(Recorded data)
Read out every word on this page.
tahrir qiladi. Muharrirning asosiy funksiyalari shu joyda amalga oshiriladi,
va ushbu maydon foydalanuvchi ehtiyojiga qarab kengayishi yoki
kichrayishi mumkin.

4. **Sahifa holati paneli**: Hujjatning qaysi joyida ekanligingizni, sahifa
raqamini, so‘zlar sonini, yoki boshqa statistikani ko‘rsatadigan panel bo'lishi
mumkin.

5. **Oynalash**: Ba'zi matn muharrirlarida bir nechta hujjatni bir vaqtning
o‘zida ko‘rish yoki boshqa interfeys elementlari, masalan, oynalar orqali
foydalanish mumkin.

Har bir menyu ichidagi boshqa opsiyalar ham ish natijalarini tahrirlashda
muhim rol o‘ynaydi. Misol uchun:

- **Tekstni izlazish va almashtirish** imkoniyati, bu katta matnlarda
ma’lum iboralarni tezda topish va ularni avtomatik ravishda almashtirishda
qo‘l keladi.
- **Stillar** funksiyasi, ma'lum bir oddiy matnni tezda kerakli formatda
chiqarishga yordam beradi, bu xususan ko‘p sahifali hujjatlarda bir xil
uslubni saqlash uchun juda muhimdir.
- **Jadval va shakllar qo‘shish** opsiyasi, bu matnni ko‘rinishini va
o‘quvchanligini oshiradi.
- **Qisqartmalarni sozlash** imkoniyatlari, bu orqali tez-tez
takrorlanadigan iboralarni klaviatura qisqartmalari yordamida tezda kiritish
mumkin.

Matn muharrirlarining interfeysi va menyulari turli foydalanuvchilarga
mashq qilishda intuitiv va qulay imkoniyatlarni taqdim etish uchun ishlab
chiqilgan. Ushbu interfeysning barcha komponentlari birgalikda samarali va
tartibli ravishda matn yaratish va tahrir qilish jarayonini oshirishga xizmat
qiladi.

---

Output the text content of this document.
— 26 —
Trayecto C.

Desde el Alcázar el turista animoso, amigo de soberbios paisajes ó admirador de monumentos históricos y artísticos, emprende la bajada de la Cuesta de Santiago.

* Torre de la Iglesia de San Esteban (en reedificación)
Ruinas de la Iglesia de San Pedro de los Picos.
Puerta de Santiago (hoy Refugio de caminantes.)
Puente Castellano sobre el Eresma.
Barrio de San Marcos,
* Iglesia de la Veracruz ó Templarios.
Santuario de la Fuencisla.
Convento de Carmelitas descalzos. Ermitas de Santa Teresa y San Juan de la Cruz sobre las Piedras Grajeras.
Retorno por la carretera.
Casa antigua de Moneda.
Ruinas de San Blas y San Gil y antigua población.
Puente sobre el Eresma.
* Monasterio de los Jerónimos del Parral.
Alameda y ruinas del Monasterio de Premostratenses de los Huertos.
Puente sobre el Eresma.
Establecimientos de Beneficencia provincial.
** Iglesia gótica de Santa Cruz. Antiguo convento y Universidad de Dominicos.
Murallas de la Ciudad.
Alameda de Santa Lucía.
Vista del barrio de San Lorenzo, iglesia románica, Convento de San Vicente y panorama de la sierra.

- **Your instructions**
Check every line of the listing for the string "Santiago" and report how many lines have it, as a number alone.

- **Final result**
2